-- Required task --
Write out the passage on losing a loved one word for word, from "We seem to have" to "they’re gone . . .".

-------- Text section --------

Some perceive the loss of a loved one as a tragedy. However, I believe that a life lived, no matter how short, is an accomplishment. Living takes courage, and there’s no guarantee that our lives will reach fulfillment; we’re only assured that Death awaits us. Like Karma, as an inevitable force of nature, Death does not have a deadline. Death is uncertain. We have to love our family and friends today and maintain enough detachment so we’re not taken by surprise if they are gone tomorrow. The loss of a loved one is not a time to mourn, but a time to celebrate their life. Since no one lives eternally, we must not forget the importance of rejoicing in the moments we shared with them and that shedding tears upon their passing is healthy, but crying a river will not bring them back.
We seem to have little understanding of a person’s worth when they’re alive. We commodify what they owned in life, marvel at their accomplishments, and reminisce about the pleasant times, but we rarely tell them all we want to say when they’re alive, so we end up writing a eulogy they’ll never hear. We’ll start to miss their quirks that once annoyed us. We’ll think of them when we pass by their favorite restaurant. We’ll play a song that matches the emotions in our heart when we think about them. We’ll even sometimes pretend they’re still alive after watching a video of them, but they’re gone . . .
We may never know what more they could have done with their life, but one thing is certain: because of Death, they can’t be hurt anymore. There’s no more suffering. There’s no more struggle. There’s no more pain. Everything is quiet.
All we can do now is keep some mementos of this person for memories.

-------- Records --------

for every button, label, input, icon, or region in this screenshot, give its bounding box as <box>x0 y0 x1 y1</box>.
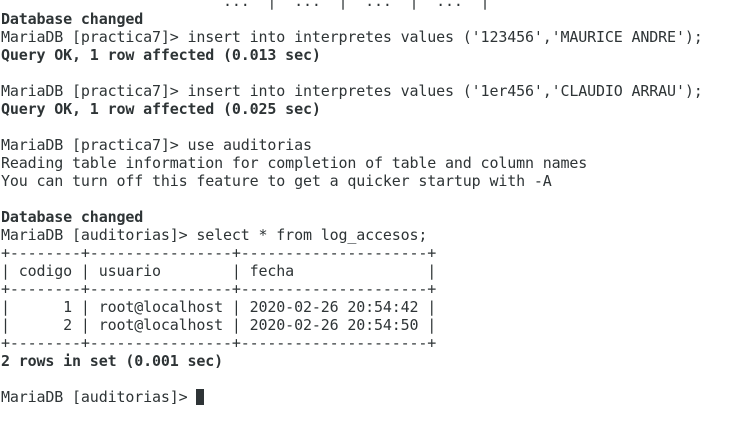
output-line: MariaDB [auditorias]> select * from log_… <box>1 226 428 244</box>
output-line: Query OK, 1 row affected (0.025 sec) <box>1 100 321 118</box>
terminal-window[interactable]: ... | ... | ... | ... | Database changed M… <box>0 0 729 426</box>
output-line: Database changed <box>1 10 144 28</box>
output-line: MariaDB [practica7]> use auditorias <box>1 136 312 154</box>
output-line: +--------+----------------+-------------… <box>1 244 437 262</box>
text-cursor <box>196 389 205 405</box>
output-line: Reading table information for completion… <box>1 154 588 172</box>
output-line: MariaDB [practica7]> insert into interpr… <box>1 82 703 100</box>
shell-prompt: MariaDB [auditorias]> <box>1 388 197 406</box>
terminal-output: ... | ... | ... | ... | Database changed M… <box>1 0 703 406</box>
command-prompt-line[interactable]: MariaDB [auditorias]> <box>1 388 703 406</box>
output-line: MariaDB [practica7]> insert into interpr… <box>1 28 703 46</box>
output-line: 2 rows in set (0.001 sec) <box>1 352 224 370</box>
output-line: You can turn off this feature to get a q… <box>1 172 552 190</box>
output-line: +--------+----------------+-------------… <box>1 334 437 352</box>
output-line: | 1 | root@localhost | 2020-02-26 20:54:… <box>1 298 437 316</box>
output-line: +--------+----------------+-------------… <box>1 280 437 298</box>
output-line: | 2 | root@localhost | 2020-02-26 20:54:… <box>1 316 437 334</box>
output-line: Database changed <box>1 208 144 226</box>
clipped-output-line: ... | ... | ... | ... | <box>1 0 490 10</box>
output-line: Query OK, 1 row affected (0.013 sec) <box>1 46 321 64</box>
output-line: | codigo | usuario | fecha | <box>1 262 437 280</box>
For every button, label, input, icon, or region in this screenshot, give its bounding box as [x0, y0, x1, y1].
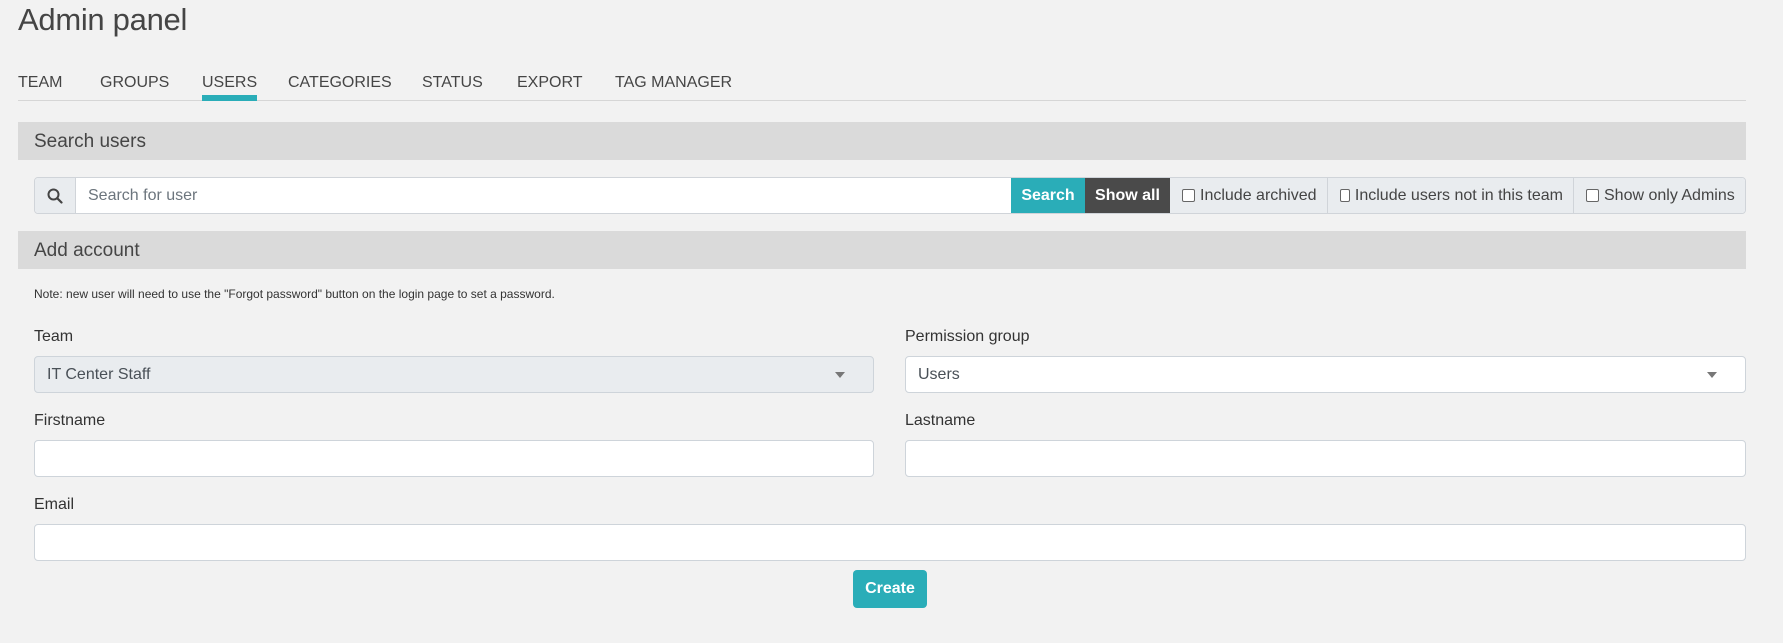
include-users-not-in-team-label: Include users not in this team	[1354, 186, 1563, 204]
search-bar: Search Show all Include archived Include…	[34, 177, 1746, 214]
create-button[interactable]: Create	[853, 570, 927, 608]
password-note: Note: new user will need to use the "For…	[34, 287, 555, 301]
email-field-wrapper	[34, 524, 1746, 561]
checkbox-icon[interactable]	[1182, 189, 1195, 202]
tab-status[interactable]: STATUS	[422, 74, 483, 92]
search-users-heading: Search users	[34, 131, 146, 152]
search-users-header: Search users	[18, 122, 1746, 160]
search-button[interactable]: Search	[1011, 178, 1085, 213]
permission-group-select[interactable]: Users	[905, 356, 1746, 393]
search-input[interactable]	[76, 178, 1011, 213]
add-account-heading: Add account	[34, 240, 140, 261]
team-label: Team	[34, 328, 74, 345]
chevron-down-icon	[1707, 372, 1717, 378]
team-select[interactable]: IT Center Staff	[34, 356, 874, 393]
permission-group-value: Users	[918, 365, 960, 383]
include-archived-label: Include archived	[1200, 186, 1317, 204]
firstname-field-wrapper	[34, 440, 874, 477]
include-archived-checkbox[interactable]: Include archived	[1170, 178, 1327, 213]
include-users-not-in-team-checkbox[interactable]: Include users not in this team	[1327, 178, 1573, 213]
permission-group-label: Permission group	[905, 328, 1030, 345]
show-all-button[interactable]: Show all	[1085, 178, 1170, 213]
tab-groups[interactable]: GROUPS	[100, 74, 169, 92]
lastname-label: Lastname	[905, 412, 976, 429]
tab-tag-manager[interactable]: TAG MANAGER	[615, 74, 732, 92]
add-account-header: Add account	[18, 231, 1746, 269]
tab-categories[interactable]: CATEGORIES	[288, 74, 392, 92]
lastname-field[interactable]	[906, 441, 1745, 476]
team-select-value: IT Center Staff	[47, 365, 151, 383]
email-label: Email	[34, 496, 75, 513]
firstname-field[interactable]	[35, 441, 873, 476]
checkbox-icon[interactable]	[1340, 189, 1350, 202]
admin-tabs: TEAM GROUPS USERS CATEGORIES STATUS EXPO…	[18, 0, 1746, 101]
firstname-label: Firstname	[34, 412, 106, 429]
checkbox-icon[interactable]	[1586, 189, 1599, 202]
chevron-down-icon	[835, 372, 845, 378]
show-only-admins-label: Show only Admins	[1604, 186, 1735, 204]
tab-export[interactable]: EXPORT	[517, 74, 583, 92]
tab-team[interactable]: TEAM	[18, 74, 62, 92]
search-icon	[35, 178, 76, 213]
show-only-admins-checkbox[interactable]: Show only Admins	[1573, 178, 1745, 213]
lastname-field-wrapper	[905, 440, 1746, 477]
tab-users[interactable]: USERS	[202, 74, 258, 101]
email-field[interactable]	[35, 525, 1745, 560]
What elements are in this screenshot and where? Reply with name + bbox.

--------

-- Task response --
We seem to have little understanding of a person’s worth when they’re alive. We commodify what they owned in life, marvel at their accomplishments, and reminisce about the pleasant times, but we rarely tell them all we want to say when they’re alive, so we end up writing a eulogy they’ll never hear. We’ll start to miss their quirks that once annoyed us. We’ll think of them when we pass by their favorite restaurant. We’ll play a song that matches the emotions in our heart when we think about them. We’ll even sometimes pretend they’re still alive after watching a video of them, but they’re gone . . .